→ **The task**
Copy each line of the data below exactly, leaving out pictures.

→ **The input**
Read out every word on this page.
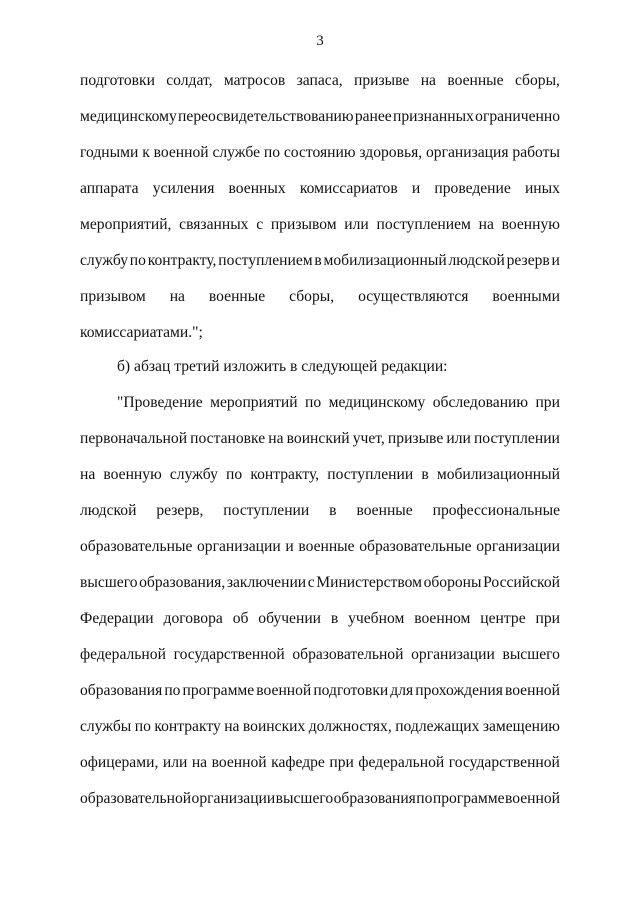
3
подготовки солдат, матросов запаса, призыве на военные сборы,
медицинскому переосвидетельствованию ранее признанных ограниченно
годными к военной службе по состоянию здоровья, организация работы
аппарата усиления военных комиссариатов и проведение иных
мероприятий, связанных с призывом или поступлением на военную
службу по контракту, поступлением в мобилизационный людской резерв и
призывом на военные сборы, осуществляются военными
комиссариатами.";
б) абзац третий изложить в следующей редакции:
"Проведение мероприятий по медицинскому обследованию при
первоначальной постановке на воинский учет, призыве или поступлении
на военную службу по контракту, поступлении в мобилизационный
людской резерв, поступлении в военные профессиональные
образовательные организации и военные образовательные организации
высшего образования, заключении с Министерством обороны Российской
Федерации договора об обучении в учебном военном центре при
федеральной государственной образовательной организации высшего
образования по программе военной подготовки для прохождения военной
службы по контракту на воинских должностях, подлежащих замещению
офицерами, или на военной кафедре при федеральной государственной
образовательной организации высшего образования по программе военной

→ **The result**
Read out every word on this page.
3
подготовки солдат, матросов запаса, призыве на военные сборы,
медицинскому переосвидетельствованию ранее признанных ограниченно
годными к военной службе по состоянию здоровья, организация работы
аппарата усиления военных комиссариатов и проведение иных
мероприятий, связанных с призывом или поступлением на военную
службу по контракту, поступлением в мобилизационный людской резерв и
призывом на военные сборы, осуществляются военными
комиссариатами.";
б) абзац третий изложить в следующей редакции:
"Проведение мероприятий по медицинскому обследованию при
первоначальной постановке на воинский учет, призыве или поступлении
на военную службу по контракту, поступлении в мобилизационный
людской резерв, поступлении в военные профессиональные
образовательные организации и военные образовательные организации
высшего образования, заключении с Министерством обороны Российской
Федерации договора об обучении в учебном военном центре при
федеральной государственной образовательной организации высшего
образования по программе военной подготовки для прохождения военной
службы по контракту на воинских должностях, подлежащих замещению
офицерами, или на военной кафедре при федеральной государственной
образовательной организации высшего образования по программе военной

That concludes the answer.